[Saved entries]
-=-=-=-=-
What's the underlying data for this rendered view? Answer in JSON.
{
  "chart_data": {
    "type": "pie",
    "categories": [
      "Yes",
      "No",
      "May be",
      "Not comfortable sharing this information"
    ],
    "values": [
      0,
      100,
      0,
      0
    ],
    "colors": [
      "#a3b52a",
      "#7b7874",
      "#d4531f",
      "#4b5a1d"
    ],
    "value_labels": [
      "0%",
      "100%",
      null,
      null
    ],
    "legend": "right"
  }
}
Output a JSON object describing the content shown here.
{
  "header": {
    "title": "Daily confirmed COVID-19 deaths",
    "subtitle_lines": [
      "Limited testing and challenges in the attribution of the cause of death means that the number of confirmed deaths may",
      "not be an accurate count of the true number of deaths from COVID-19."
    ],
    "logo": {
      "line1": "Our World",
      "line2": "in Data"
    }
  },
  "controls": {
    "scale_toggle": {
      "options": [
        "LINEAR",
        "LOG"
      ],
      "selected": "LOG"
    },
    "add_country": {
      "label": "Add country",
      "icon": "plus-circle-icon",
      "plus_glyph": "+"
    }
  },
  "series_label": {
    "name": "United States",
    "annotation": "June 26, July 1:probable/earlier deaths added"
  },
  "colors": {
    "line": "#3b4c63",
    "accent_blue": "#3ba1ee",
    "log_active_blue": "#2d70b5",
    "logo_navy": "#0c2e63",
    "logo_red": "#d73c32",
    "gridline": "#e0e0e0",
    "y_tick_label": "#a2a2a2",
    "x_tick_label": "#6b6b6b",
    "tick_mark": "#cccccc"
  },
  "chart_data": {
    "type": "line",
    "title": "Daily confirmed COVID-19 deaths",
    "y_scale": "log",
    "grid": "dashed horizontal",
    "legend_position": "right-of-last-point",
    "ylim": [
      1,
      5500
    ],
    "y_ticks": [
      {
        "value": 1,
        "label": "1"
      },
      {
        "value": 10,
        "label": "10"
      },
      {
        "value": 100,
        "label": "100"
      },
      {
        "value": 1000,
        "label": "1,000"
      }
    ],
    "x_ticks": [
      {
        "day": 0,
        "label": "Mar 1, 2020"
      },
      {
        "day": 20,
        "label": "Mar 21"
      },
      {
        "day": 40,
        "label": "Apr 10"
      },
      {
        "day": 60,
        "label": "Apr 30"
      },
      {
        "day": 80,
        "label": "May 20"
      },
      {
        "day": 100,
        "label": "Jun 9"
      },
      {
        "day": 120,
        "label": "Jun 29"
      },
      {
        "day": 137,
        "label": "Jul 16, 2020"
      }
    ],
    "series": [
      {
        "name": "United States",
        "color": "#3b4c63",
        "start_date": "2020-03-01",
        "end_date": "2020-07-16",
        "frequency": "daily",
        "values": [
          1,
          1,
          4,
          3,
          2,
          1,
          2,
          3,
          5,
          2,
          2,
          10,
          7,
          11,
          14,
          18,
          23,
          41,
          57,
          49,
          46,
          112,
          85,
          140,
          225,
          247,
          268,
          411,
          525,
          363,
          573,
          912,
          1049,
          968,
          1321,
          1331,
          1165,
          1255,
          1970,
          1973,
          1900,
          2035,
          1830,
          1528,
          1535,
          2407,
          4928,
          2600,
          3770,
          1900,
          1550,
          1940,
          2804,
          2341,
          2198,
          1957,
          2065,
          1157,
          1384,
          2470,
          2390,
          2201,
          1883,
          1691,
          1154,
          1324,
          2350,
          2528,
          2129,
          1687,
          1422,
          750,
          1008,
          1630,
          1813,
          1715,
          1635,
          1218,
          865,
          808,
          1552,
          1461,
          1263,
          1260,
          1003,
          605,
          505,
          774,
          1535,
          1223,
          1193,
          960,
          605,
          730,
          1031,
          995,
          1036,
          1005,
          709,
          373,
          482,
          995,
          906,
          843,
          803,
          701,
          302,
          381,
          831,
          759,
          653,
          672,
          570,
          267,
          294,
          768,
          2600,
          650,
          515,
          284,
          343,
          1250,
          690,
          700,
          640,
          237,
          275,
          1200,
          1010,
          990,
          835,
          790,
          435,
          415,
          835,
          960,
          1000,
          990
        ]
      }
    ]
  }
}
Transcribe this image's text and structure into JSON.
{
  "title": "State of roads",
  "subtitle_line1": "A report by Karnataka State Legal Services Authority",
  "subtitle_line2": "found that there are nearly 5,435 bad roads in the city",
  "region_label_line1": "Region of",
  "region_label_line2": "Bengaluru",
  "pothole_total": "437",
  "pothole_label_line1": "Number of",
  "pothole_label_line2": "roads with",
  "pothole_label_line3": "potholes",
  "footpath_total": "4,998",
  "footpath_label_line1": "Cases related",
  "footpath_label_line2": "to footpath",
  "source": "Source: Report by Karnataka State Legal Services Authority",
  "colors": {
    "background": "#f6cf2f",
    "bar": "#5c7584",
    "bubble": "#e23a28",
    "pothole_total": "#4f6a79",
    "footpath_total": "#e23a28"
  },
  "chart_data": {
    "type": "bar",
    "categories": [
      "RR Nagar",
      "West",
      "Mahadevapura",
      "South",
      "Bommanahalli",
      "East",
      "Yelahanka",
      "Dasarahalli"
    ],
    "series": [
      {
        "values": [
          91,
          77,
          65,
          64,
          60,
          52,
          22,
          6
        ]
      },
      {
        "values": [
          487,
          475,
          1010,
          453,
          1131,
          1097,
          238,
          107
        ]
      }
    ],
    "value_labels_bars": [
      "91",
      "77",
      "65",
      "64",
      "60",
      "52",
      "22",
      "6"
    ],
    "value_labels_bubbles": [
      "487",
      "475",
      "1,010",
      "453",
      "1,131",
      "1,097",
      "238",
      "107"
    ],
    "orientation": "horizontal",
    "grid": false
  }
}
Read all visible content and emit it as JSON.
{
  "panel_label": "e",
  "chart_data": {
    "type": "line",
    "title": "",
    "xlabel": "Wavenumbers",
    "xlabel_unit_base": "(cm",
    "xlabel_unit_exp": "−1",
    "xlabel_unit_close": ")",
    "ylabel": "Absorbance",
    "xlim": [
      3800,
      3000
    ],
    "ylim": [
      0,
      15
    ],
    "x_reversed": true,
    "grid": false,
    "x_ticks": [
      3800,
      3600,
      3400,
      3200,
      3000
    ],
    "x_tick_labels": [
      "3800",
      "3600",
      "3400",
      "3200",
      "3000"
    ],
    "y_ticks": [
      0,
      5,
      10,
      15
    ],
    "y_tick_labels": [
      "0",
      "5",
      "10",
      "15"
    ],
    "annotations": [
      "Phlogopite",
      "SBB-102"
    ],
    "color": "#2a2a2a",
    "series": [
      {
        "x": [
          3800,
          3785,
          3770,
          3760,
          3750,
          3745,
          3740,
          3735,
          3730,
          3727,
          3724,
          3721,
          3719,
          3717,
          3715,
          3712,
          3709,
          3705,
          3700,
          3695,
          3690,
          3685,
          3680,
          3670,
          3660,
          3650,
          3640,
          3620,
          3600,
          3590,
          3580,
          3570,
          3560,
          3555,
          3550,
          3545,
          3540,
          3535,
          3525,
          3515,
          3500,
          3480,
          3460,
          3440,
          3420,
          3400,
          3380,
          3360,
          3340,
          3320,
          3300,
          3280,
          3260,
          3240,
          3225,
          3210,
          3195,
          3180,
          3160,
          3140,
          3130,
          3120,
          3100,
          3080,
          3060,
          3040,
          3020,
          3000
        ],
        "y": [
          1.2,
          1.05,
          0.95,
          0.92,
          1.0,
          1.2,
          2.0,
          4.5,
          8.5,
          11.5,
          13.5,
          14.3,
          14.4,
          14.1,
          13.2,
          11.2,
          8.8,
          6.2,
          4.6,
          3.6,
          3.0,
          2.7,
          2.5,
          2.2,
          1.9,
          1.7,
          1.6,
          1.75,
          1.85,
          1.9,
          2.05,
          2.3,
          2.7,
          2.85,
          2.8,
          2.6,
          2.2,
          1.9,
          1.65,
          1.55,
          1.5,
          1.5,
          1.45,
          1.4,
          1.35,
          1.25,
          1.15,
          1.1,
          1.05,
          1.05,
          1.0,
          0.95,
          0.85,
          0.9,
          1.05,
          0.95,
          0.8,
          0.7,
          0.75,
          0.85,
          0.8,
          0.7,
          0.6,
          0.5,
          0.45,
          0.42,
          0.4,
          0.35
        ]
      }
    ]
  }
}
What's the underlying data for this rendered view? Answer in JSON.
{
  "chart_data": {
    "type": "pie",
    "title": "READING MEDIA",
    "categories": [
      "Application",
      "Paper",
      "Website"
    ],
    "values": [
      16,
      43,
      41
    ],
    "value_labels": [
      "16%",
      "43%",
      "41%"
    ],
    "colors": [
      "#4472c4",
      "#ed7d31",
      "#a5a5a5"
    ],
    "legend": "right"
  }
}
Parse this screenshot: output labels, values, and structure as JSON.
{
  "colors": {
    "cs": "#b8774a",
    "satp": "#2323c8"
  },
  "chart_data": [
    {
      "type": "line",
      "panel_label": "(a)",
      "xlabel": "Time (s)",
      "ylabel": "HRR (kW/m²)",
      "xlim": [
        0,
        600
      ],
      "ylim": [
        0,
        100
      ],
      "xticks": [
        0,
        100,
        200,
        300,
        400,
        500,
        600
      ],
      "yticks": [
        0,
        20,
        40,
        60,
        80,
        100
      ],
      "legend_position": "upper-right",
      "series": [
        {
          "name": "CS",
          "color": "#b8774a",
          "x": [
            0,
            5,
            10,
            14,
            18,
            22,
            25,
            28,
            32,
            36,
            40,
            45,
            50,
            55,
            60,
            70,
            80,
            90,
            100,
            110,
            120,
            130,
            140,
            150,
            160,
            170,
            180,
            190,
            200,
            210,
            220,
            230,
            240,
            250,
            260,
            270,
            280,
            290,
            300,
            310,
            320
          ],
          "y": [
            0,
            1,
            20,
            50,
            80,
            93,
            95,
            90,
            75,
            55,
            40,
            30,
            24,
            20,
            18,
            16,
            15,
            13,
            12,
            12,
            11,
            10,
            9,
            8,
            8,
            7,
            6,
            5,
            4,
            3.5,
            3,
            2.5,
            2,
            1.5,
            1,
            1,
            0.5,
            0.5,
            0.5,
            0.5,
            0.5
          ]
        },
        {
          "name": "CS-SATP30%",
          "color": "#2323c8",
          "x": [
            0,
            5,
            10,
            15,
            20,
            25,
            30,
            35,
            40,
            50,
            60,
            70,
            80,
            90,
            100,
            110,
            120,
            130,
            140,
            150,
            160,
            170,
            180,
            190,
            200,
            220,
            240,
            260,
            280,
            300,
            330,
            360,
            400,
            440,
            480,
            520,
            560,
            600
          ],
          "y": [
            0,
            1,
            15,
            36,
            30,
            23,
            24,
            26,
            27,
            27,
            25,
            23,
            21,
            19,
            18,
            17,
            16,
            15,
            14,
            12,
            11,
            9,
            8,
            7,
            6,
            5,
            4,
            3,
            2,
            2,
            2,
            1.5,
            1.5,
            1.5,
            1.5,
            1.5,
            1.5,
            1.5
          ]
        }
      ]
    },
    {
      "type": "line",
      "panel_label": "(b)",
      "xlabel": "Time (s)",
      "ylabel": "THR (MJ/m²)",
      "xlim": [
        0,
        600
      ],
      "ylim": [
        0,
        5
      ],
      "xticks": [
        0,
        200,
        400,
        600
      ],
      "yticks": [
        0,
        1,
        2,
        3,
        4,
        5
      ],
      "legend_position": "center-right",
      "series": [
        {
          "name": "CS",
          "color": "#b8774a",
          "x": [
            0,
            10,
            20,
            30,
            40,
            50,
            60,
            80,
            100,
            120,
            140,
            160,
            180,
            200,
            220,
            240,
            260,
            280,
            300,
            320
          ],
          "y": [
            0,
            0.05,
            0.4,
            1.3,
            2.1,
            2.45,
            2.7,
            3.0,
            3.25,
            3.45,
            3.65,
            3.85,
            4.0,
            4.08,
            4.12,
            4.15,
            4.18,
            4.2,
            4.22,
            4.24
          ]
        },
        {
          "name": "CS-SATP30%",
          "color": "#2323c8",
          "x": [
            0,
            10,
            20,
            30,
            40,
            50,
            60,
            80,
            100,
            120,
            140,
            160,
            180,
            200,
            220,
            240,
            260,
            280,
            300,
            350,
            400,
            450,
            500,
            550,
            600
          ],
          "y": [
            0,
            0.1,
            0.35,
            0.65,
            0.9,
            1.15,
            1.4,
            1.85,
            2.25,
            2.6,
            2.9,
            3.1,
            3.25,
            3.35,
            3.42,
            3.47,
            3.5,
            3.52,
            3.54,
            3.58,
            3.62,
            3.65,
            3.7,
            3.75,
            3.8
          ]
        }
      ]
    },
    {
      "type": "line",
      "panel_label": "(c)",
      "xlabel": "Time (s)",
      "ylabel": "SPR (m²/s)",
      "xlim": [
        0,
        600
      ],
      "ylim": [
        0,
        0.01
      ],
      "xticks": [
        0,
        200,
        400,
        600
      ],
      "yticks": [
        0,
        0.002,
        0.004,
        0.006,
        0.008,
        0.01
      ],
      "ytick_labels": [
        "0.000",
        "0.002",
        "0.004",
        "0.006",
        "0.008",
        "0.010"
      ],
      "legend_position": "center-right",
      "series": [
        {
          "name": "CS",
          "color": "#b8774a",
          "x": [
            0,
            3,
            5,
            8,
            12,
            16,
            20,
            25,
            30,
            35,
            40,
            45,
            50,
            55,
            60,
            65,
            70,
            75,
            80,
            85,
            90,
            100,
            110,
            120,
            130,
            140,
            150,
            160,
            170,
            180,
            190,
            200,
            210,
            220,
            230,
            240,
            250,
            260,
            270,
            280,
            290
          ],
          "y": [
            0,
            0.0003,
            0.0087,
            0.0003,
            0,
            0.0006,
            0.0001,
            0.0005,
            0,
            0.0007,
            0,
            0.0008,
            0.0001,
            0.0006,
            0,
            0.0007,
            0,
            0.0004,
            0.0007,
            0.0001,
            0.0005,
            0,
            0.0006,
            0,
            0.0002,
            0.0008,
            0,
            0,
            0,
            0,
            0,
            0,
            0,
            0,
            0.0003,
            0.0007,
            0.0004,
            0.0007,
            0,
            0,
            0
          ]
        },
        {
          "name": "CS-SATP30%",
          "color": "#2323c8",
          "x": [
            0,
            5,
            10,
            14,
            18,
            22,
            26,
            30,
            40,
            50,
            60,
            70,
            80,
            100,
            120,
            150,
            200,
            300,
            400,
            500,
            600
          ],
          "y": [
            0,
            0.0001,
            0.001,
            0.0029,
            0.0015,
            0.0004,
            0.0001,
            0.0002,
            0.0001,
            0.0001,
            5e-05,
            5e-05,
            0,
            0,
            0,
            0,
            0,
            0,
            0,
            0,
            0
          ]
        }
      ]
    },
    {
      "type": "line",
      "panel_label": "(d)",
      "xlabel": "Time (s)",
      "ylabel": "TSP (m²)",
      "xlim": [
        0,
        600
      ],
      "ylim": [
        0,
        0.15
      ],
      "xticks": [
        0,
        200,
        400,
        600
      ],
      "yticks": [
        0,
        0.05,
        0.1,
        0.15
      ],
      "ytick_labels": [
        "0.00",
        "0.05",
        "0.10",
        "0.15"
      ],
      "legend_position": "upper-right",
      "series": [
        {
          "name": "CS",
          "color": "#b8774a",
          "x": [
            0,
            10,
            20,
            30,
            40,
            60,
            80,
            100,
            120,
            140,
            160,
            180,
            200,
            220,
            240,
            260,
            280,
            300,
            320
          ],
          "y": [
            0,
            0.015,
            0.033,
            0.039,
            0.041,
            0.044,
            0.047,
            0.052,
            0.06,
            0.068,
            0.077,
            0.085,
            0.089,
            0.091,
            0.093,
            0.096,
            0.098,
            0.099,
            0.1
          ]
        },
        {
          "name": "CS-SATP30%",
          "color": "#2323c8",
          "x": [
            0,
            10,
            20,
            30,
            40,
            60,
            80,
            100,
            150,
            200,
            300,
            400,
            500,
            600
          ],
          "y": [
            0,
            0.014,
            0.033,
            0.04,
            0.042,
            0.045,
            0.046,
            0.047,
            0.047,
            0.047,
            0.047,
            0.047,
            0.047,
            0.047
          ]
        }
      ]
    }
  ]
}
-=-=-=-=-
### Prompt:
In the records above, find each line holding "roads" and copy it.

### Problem solution:
  "title": "State of roads",
  "subtitle_line2": "found that there are nearly 5,435 bad roads in the city",
  "pothole_label_line2": "roads with",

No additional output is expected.